THE EXERCISE
Reproduce all of the listing below without alteration.

** START DATASET RECORDS **

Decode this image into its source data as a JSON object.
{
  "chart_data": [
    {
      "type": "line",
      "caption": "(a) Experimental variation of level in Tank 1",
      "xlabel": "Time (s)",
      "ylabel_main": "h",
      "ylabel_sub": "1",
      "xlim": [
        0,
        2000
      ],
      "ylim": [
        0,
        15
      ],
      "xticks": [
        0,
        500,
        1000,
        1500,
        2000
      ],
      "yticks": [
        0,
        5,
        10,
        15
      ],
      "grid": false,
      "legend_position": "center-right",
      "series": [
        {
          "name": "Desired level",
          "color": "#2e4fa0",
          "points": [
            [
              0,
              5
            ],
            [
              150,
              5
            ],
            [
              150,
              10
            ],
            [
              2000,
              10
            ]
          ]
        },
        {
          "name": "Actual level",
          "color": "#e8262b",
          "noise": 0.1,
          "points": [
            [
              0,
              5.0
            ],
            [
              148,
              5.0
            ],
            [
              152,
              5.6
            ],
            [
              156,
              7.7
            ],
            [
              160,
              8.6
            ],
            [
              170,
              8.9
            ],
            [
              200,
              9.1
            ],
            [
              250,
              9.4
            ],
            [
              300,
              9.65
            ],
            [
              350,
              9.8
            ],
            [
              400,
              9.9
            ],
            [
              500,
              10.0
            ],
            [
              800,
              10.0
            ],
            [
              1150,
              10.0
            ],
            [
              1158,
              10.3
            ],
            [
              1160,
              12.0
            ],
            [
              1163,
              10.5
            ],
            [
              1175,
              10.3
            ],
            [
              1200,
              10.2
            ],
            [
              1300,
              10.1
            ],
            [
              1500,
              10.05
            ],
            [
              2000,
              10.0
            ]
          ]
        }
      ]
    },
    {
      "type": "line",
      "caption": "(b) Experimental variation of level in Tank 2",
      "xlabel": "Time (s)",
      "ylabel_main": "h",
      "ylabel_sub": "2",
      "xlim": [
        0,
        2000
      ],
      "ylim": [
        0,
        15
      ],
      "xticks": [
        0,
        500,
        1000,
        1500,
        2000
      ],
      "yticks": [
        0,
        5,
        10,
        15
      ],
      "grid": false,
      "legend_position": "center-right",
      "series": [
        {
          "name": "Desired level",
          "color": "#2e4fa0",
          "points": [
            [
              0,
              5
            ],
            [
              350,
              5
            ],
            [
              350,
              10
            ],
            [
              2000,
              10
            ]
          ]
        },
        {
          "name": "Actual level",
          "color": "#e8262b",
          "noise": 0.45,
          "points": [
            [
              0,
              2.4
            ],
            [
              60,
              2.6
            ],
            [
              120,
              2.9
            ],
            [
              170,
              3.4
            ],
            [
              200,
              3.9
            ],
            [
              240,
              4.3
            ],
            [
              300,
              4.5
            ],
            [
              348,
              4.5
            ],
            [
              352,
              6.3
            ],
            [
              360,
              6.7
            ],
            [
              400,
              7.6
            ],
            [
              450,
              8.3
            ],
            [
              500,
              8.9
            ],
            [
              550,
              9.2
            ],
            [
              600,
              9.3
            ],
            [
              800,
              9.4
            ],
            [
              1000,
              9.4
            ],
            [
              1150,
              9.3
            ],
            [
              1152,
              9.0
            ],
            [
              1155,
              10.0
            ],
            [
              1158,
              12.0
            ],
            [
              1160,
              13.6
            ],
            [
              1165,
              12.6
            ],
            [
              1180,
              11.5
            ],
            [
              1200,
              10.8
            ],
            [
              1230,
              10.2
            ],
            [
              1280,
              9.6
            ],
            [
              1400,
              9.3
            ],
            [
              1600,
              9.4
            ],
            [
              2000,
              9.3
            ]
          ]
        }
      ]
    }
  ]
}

** END DATASET RECORDS **

RESPONSE
Decode this image into its source data as a JSON object.
{
  "chart_data": [
    {
      "type": "line",
      "caption": "(a) Experimental variation of level in Tank 1",
      "xlabel": "Time (s)",
      "ylabel_main": "h",
      "ylabel_sub": "1",
      "xlim": [
        0,
        2000
      ],
      "ylim": [
        0,
        15
      ],
      "xticks": [
        0,
        500,
        1000,
        1500,
        2000
      ],
      "yticks": [
        0,
        5,
        10,
        15
      ],
      "grid": false,
      "legend_position": "center-right",
      "series": [
        {
          "name": "Desired level",
          "color": "#2e4fa0",
          "points": [
            [
              0,
              5
            ],
            [
              150,
              5
            ],
            [
              150,
              10
            ],
            [
              2000,
              10
            ]
          ]
        },
        {
          "name": "Actual level",
          "color": "#e8262b",
          "noise": 0.1,
          "points": [
            [
              0,
              5.0
            ],
            [
              148,
              5.0
            ],
            [
              152,
              5.6
            ],
            [
              156,
              7.7
            ],
            [
              160,
              8.6
            ],
            [
              170,
              8.9
            ],
            [
              200,
              9.1
            ],
            [
              250,
              9.4
            ],
            [
              300,
              9.65
            ],
            [
              350,
              9.8
            ],
            [
              400,
              9.9
            ],
            [
              500,
              10.0
            ],
            [
              800,
              10.0
            ],
            [
              1150,
              10.0
            ],
            [
              1158,
              10.3
            ],
            [
              1160,
              12.0
            ],
            [
              1163,
              10.5
            ],
            [
              1175,
              10.3
            ],
            [
              1200,
              10.2
            ],
            [
              1300,
              10.1
            ],
            [
              1500,
              10.05
            ],
            [
              2000,
              10.0
            ]
          ]
        }
      ]
    },
    {
      "type": "line",
      "caption": "(b) Experimental variation of level in Tank 2",
      "xlabel": "Time (s)",
      "ylabel_main": "h",
      "ylabel_sub": "2",
      "xlim": [
        0,
        2000
      ],
      "ylim": [
        0,
        15
      ],
      "xticks": [
        0,
        500,
        1000,
        1500,
        2000
      ],
      "yticks": [
        0,
        5,
        10,
        15
      ],
      "grid": false,
      "legend_position": "center-right",
      "series": [
        {
          "name": "Desired level",
          "color": "#2e4fa0",
          "points": [
            [
              0,
              5
            ],
            [
              350,
              5
            ],
            [
              350,
              10
            ],
            [
              2000,
              10
            ]
          ]
        },
        {
          "name": "Actual level",
          "color": "#e8262b",
          "noise": 0.45,
          "points": [
            [
              0,
              2.4
            ],
            [
              60,
              2.6
            ],
            [
              120,
              2.9
            ],
            [
              170,
              3.4
            ],
            [
              200,
              3.9
            ],
            [
              240,
              4.3
            ],
            [
              300,
              4.5
            ],
            [
              348,
              4.5
            ],
            [
              352,
              6.3
            ],
            [
              360,
              6.7
            ],
            [
              400,
              7.6
            ],
            [
              450,
              8.3
            ],
            [
              500,
              8.9
            ],
            [
              550,
              9.2
            ],
            [
              600,
              9.3
            ],
            [
              800,
              9.4
            ],
            [
              1000,
              9.4
            ],
            [
              1150,
              9.3
            ],
            [
              1152,
              9.0
            ],
            [
              1155,
              10.0
            ],
            [
              1158,
              12.0
            ],
            [
              1160,
              13.6
            ],
            [
              1165,
              12.6
            ],
            [
              1180,
              11.5
            ],
            [
              1200,
              10.8
            ],
            [
              1230,
              10.2
            ],
            [
              1280,
              9.6
            ],
            [
              1400,
              9.3
            ],
            [
              1600,
              9.4
            ],
            [
              2000,
              9.3
            ]
          ]
        }
      ]
    }
  ]
}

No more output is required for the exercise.